• Stated problem: Check each line of the data for "from" and select those that have it.

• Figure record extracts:
# # # # # # #

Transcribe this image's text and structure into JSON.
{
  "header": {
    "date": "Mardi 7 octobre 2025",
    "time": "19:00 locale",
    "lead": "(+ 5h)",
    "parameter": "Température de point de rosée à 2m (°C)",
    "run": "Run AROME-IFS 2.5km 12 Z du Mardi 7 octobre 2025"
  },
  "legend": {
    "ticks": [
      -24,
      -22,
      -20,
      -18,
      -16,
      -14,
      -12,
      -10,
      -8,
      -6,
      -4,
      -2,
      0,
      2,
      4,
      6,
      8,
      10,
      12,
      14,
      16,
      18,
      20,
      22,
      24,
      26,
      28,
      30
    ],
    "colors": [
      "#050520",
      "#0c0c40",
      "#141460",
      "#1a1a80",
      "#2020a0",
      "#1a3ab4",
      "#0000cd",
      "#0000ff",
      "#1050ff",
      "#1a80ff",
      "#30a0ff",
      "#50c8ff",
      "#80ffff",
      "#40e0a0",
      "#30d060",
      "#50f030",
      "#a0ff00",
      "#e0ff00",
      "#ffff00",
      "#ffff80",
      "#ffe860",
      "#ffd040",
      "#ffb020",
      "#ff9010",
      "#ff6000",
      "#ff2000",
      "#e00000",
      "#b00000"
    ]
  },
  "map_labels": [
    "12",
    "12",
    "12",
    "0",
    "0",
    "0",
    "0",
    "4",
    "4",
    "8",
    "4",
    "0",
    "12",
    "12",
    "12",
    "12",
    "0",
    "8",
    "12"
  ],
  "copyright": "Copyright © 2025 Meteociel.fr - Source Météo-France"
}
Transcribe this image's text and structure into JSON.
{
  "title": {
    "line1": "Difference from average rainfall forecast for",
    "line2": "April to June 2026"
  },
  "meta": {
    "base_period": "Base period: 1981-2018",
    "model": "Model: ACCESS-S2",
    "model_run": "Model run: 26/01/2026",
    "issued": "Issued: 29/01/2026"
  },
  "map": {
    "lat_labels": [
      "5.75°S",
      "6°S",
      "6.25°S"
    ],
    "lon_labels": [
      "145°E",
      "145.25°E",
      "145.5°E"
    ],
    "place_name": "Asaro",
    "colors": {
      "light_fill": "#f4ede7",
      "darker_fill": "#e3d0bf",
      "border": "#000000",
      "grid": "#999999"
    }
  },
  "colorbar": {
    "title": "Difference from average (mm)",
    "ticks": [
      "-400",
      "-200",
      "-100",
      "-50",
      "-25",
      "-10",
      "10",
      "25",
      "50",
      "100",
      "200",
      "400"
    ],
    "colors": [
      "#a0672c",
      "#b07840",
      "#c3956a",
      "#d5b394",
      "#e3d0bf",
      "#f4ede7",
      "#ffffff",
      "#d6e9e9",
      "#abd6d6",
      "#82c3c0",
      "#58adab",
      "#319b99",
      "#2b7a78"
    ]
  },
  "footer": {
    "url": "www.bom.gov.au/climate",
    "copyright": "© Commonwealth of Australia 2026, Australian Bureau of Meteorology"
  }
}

# # # # # # #

• Problem solution:
    "line1": "Difference from average rainfall forecast for",
    "title": "Difference from average (mm)",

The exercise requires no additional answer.